→ **Task statement**
Write down every entry below once more, exactly.

··· Dataset rows ···

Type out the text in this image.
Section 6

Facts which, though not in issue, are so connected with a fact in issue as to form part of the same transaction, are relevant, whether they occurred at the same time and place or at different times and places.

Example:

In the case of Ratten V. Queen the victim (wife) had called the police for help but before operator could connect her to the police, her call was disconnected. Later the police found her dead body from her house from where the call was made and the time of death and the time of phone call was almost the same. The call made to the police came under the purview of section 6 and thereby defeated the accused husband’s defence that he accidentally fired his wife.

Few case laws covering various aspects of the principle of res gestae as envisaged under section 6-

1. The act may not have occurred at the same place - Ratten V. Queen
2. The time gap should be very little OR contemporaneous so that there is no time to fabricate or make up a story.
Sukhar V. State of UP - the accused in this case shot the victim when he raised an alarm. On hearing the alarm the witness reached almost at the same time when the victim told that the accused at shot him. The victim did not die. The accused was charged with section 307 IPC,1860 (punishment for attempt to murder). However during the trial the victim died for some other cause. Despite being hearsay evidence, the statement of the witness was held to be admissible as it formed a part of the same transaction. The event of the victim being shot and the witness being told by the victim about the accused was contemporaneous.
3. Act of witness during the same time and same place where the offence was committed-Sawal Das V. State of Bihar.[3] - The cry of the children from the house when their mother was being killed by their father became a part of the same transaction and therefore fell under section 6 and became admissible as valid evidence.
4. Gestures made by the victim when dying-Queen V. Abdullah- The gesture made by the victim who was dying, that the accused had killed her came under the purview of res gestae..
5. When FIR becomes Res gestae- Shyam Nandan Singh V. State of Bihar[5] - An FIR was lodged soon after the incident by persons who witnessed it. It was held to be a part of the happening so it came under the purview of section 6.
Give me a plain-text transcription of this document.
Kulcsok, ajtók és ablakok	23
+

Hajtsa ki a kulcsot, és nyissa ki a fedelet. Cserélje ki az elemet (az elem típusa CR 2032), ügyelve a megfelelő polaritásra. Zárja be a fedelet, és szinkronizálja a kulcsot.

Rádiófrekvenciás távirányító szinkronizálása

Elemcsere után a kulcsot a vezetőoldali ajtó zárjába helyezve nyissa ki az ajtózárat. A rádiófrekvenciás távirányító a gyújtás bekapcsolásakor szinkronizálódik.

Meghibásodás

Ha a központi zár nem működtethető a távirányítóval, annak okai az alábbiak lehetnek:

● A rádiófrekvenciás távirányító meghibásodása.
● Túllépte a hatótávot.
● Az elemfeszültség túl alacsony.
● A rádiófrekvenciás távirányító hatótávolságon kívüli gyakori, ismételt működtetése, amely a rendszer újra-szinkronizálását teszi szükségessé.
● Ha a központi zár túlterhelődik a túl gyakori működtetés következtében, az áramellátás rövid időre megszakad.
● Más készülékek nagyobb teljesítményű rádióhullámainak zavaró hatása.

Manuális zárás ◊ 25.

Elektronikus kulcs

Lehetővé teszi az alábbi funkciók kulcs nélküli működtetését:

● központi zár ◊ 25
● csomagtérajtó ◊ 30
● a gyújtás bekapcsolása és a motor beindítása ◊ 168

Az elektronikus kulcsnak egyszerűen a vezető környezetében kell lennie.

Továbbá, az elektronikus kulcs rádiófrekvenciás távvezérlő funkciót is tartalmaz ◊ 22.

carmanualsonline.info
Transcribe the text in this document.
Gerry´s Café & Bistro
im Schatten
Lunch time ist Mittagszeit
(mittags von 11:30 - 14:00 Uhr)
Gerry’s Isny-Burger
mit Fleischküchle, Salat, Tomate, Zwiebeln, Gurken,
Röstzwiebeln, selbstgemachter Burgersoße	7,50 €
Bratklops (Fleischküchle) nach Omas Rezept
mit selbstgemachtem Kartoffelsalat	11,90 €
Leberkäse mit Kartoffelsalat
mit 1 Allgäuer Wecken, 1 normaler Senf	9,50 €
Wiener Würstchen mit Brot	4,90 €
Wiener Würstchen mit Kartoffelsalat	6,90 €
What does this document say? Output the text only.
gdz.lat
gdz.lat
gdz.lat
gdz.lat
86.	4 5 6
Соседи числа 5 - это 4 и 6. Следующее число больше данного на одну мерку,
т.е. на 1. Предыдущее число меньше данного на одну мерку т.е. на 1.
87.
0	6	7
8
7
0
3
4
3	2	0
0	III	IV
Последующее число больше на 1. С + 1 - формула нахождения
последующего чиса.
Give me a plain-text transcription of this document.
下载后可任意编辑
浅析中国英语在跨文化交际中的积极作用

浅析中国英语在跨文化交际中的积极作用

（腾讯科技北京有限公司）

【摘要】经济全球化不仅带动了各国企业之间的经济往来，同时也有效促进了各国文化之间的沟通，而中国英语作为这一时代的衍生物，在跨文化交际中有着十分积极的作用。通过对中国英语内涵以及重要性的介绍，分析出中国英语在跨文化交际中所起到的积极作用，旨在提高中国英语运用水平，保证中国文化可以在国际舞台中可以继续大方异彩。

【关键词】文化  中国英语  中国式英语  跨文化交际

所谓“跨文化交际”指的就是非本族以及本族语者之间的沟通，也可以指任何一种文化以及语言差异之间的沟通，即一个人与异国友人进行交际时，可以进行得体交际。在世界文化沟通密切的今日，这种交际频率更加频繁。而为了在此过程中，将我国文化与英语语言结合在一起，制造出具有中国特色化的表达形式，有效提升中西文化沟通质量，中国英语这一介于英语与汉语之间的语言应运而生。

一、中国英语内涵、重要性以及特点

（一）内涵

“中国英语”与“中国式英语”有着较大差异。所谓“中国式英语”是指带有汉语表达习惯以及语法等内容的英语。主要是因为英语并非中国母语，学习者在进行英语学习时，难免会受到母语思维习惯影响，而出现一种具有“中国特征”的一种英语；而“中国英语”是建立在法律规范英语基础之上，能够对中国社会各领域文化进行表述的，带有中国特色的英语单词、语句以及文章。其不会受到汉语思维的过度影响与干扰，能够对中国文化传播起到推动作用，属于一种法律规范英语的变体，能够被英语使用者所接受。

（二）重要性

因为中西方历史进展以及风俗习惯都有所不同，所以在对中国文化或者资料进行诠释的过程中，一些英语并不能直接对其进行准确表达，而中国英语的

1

···

→ **Complete response**
Type out the text in this image.
Section 6

Facts which, though not in issue, are so connected with a fact in issue as to form part of the same transaction, are relevant, whether they occurred at the same time and place or at different times and places.

Example:

In the case of Ratten V. Queen the victim (wife) had called the police for help but before operator could connect her to the police, her call was disconnected. Later the police found her dead body from her house from where the call was made and the time of death and the time of phone call was almost the same. The call made to the police came under the purview of section 6 and thereby defeated the accused husband’s defence that he accidentally fired his wife.

Few case laws covering various aspects of the principle of res gestae as envisaged under section 6-

1. The act may not have occurred at the same place - Ratten V. Queen
2. The time gap should be very little OR contemporaneous so that there is no time to fabricate or make up a story.
Sukhar V. State of UP - the accused in this case shot the victim when he raised an alarm. On hearing the alarm the witness reached almost at the same time when the victim told that the accused at shot him. The victim did not die. The accused was charged with section 307 IPC,1860 (punishment for attempt to murder). However during the trial the victim died for some other cause. Despite being hearsay evidence, the statement of the witness was held to be admissible as it formed a part of the same transaction. The event of the victim being shot and the witness being told by the victim about the accused was contemporaneous.
3. Act of witness during the same time and same place where the offence was committed-Sawal Das V. State of Bihar.[3] - The cry of the children from the house when their mother was being killed by their father became a part of the same transaction and therefore fell under section 6 and became admissible as valid evidence.
4. Gestures made by the victim when dying-Queen V. Abdullah- The gesture made by the victim who was dying, that the accused had killed her came under the purview of res gestae..
5. When FIR becomes Res gestae- Shyam Nandan Singh V. State of Bihar[5] - An FIR was lodged soon after the incident by persons who witnessed it. It was held to be a part of the happening so it came under the purview of section 6.
Give me a plain-text transcription of this document.
Kulcsok, ajtók és ablakok	23
+

Hajtsa ki a kulcsot, és nyissa ki a fedelet. Cserélje ki az elemet (az elem típusa CR 2032), ügyelve a megfelelő polaritásra. Zárja be a fedelet, és szinkronizálja a kulcsot.

Rádiófrekvenciás távirányító szinkronizálása

Elemcsere után a kulcsot a vezetőoldali ajtó zárjába helyezve nyissa ki az ajtózárat. A rádiófrekvenciás távirányító a gyújtás bekapcsolásakor szinkronizálódik.

Meghibásodás

Ha a központi zár nem működtethető a távirányítóval, annak okai az alábbiak lehetnek:

● A rádiófrekvenciás távirányító meghibásodása.
● Túllépte a hatótávot.
● Az elemfeszültség túl alacsony.
● A rádiófrekvenciás távirányító hatótávolságon kívüli gyakori, ismételt működtetése, amely a rendszer újra-szinkronizálását teszi szükségessé.
● Ha a központi zár túlterhelődik a túl gyakori működtetés következtében, az áramellátás rövid időre megszakad.
● Más készülékek nagyobb teljesítményű rádióhullámainak zavaró hatása.

Manuális zárás ◊ 25.

Elektronikus kulcs

Lehetővé teszi az alábbi funkciók kulcs nélküli működtetését:

● központi zár ◊ 25
● csomagtérajtó ◊ 30
● a gyújtás bekapcsolása és a motor beindítása ◊ 168

Az elektronikus kulcsnak egyszerűen a vezető környezetében kell lennie.

Továbbá, az elektronikus kulcs rádiófrekvenciás távvezérlő funkciót is tartalmaz ◊ 22.

carmanualsonline.info
Transcribe the text in this document.
Gerry´s Café & Bistro
im Schatten
Lunch time ist Mittagszeit
(mittags von 11:30 - 14:00 Uhr)
Gerry’s Isny-Burger
mit Fleischküchle, Salat, Tomate, Zwiebeln, Gurken,
Röstzwiebeln, selbstgemachter Burgersoße	7,50 €
Bratklops (Fleischküchle) nach Omas Rezept
mit selbstgemachtem Kartoffelsalat	11,90 €
Leberkäse mit Kartoffelsalat
mit 1 Allgäuer Wecken, 1 normaler Senf	9,50 €
Wiener Würstchen mit Brot	4,90 €
Wiener Würstchen mit Kartoffelsalat	6,90 €
What does this document say? Output the text only.
gdz.lat
gdz.lat
gdz.lat
gdz.lat
86.	4 5 6
Соседи числа 5 - это 4 и 6. Следующее число больше данного на одну мерку,
т.е. на 1. Предыдущее число меньше данного на одну мерку т.е. на 1.
87.
0	6	7
8
7
0
3
4
3	2	0
0	III	IV
Последующее число больше на 1. С + 1 - формула нахождения
последующего чиса.
Give me a plain-text transcription of this document.
下载后可任意编辑
浅析中国英语在跨文化交际中的积极作用

浅析中国英语在跨文化交际中的积极作用

（腾讯科技北京有限公司）

【摘要】经济全球化不仅带动了各国企业之间的经济往来，同时也有效促进了各国文化之间的沟通，而中国英语作为这一时代的衍生物，在跨文化交际中有着十分积极的作用。通过对中国英语内涵以及重要性的介绍，分析出中国英语在跨文化交际中所起到的积极作用，旨在提高中国英语运用水平，保证中国文化可以在国际舞台中可以继续大方异彩。

【关键词】文化  中国英语  中国式英语  跨文化交际

所谓“跨文化交际”指的就是非本族以及本族语者之间的沟通，也可以指任何一种文化以及语言差异之间的沟通，即一个人与异国友人进行交际时，可以进行得体交际。在世界文化沟通密切的今日，这种交际频率更加频繁。而为了在此过程中，将我国文化与英语语言结合在一起，制造出具有中国特色化的表达形式，有效提升中西文化沟通质量，中国英语这一介于英语与汉语之间的语言应运而生。

一、中国英语内涵、重要性以及特点

（一）内涵

“中国英语”与“中国式英语”有着较大差异。所谓“中国式英语”是指带有汉语表达习惯以及语法等内容的英语。主要是因为英语并非中国母语，学习者在进行英语学习时，难免会受到母语思维习惯影响，而出现一种具有“中国特征”的一种英语；而“中国英语”是建立在法律规范英语基础之上，能够对中国社会各领域文化进行表述的，带有中国特色的英语单词、语句以及文章。其不会受到汉语思维的过度影响与干扰，能够对中国文化传播起到推动作用，属于一种法律规范英语的变体，能够被英语使用者所接受。

（二）重要性

因为中西方历史进展以及风俗习惯都有所不同，所以在对中国文化或者资料进行诠释的过程中，一些英语并不能直接对其进行准确表达，而中国英语的

1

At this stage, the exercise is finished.